**SHORT TASK:** Reproduce each line that includes the word "Residual".

[start of ITEMS]

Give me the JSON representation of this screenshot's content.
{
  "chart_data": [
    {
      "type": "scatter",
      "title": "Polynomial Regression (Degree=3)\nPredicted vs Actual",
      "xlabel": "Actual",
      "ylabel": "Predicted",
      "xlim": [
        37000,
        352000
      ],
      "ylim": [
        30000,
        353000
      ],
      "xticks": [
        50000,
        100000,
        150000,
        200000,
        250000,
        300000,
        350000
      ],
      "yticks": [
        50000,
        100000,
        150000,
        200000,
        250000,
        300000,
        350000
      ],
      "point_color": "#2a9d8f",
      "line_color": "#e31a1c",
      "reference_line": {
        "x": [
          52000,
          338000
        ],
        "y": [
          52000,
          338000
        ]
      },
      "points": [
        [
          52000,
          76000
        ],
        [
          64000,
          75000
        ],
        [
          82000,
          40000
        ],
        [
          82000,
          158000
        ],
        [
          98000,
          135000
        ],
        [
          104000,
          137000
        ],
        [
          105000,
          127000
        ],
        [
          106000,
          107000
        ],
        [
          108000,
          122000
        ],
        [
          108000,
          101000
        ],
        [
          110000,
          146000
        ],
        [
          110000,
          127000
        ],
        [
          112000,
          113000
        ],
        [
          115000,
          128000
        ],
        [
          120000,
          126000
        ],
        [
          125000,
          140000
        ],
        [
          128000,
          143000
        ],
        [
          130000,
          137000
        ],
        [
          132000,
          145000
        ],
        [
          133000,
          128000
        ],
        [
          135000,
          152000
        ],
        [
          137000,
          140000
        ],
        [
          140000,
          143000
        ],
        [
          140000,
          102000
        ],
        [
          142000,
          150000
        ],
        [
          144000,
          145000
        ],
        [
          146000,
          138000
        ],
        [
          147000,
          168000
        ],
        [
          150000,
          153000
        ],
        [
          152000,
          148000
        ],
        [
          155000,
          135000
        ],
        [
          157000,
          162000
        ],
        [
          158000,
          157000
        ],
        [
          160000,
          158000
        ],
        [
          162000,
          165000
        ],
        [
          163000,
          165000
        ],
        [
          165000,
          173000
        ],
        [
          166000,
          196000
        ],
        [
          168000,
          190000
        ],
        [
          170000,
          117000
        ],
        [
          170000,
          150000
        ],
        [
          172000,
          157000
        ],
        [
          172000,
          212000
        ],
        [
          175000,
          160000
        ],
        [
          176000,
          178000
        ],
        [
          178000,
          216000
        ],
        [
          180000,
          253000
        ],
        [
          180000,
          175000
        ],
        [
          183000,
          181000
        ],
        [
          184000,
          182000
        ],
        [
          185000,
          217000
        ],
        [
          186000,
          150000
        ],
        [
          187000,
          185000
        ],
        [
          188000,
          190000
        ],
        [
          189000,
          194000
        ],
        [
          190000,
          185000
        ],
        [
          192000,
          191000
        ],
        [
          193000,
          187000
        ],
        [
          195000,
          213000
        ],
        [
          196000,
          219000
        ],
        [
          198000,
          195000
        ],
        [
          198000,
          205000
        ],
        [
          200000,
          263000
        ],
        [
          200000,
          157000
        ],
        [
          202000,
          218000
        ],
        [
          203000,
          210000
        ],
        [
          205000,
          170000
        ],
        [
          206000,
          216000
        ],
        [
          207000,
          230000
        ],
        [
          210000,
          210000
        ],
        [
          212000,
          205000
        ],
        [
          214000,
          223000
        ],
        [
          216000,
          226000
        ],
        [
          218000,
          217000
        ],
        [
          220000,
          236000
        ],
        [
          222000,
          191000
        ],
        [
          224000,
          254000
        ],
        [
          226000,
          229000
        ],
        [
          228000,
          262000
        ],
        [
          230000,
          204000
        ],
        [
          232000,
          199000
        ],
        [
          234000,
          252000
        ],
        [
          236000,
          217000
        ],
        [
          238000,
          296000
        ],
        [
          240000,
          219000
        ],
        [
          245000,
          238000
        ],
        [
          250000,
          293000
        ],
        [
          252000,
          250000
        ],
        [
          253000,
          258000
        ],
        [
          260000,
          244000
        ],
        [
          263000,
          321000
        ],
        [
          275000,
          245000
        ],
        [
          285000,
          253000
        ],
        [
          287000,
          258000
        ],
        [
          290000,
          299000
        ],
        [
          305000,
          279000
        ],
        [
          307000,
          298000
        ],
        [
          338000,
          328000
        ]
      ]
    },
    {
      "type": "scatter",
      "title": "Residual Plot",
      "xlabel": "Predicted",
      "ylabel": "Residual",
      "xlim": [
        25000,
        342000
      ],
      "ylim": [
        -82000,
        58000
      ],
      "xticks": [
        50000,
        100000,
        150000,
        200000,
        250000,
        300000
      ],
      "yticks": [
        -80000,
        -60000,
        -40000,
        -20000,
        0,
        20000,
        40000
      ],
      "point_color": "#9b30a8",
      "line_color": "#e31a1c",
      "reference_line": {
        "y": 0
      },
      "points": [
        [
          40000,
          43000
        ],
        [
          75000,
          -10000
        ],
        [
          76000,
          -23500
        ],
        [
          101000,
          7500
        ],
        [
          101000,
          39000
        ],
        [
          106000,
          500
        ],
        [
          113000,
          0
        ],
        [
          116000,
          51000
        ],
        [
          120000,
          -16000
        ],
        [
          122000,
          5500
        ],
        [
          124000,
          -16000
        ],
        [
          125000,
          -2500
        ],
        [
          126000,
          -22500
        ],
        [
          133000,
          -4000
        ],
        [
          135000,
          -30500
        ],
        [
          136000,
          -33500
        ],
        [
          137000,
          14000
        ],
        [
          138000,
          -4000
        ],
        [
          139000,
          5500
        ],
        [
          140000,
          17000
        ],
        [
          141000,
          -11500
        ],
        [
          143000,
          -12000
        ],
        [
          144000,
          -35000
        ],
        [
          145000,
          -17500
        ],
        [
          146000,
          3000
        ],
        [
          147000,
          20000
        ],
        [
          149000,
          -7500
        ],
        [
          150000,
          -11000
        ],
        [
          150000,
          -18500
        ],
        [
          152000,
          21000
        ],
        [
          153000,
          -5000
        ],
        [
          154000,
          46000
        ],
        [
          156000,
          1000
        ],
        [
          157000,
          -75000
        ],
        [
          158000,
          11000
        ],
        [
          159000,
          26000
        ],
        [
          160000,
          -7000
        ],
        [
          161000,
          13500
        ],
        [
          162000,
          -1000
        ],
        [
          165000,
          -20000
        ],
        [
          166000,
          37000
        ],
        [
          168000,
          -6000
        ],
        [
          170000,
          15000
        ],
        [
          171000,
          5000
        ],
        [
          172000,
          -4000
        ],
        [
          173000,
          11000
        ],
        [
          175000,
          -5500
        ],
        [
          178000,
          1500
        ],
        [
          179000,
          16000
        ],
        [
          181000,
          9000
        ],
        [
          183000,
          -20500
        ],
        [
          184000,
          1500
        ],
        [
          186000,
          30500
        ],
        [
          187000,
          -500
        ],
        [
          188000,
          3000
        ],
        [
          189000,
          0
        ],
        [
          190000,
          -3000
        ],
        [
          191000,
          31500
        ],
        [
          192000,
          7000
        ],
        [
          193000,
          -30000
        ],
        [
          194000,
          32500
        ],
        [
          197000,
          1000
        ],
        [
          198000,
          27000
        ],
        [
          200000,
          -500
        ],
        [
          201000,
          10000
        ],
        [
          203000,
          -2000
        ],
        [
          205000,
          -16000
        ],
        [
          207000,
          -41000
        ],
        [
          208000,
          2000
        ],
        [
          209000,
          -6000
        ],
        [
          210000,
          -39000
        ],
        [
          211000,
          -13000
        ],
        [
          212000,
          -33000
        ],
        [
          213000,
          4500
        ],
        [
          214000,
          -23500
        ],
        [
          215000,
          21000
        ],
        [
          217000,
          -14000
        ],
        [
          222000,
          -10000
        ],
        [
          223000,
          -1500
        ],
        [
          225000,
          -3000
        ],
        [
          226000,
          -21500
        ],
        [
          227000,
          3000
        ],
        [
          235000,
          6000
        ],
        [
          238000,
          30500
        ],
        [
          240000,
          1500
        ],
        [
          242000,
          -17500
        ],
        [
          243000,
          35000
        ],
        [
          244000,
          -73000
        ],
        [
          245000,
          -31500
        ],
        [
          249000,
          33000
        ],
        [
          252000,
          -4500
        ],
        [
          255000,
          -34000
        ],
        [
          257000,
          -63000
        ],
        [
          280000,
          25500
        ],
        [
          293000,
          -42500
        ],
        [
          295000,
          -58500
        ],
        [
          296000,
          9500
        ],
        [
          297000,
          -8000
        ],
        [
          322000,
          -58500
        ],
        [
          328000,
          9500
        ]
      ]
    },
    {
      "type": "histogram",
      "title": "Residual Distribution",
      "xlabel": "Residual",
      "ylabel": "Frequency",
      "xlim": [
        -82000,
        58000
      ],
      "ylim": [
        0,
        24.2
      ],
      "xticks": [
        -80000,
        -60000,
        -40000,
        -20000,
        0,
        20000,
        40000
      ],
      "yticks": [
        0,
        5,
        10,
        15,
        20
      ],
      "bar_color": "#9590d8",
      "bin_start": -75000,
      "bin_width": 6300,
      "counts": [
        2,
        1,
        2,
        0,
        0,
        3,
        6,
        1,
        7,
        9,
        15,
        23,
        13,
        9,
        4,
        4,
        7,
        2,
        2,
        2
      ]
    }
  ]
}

[end of ITEMS]

**THE REPLY:**
      "title": "Residual Plot",
      "ylabel": "Residual",
      "title": "Residual Distribution",
      "xlabel": "Residual",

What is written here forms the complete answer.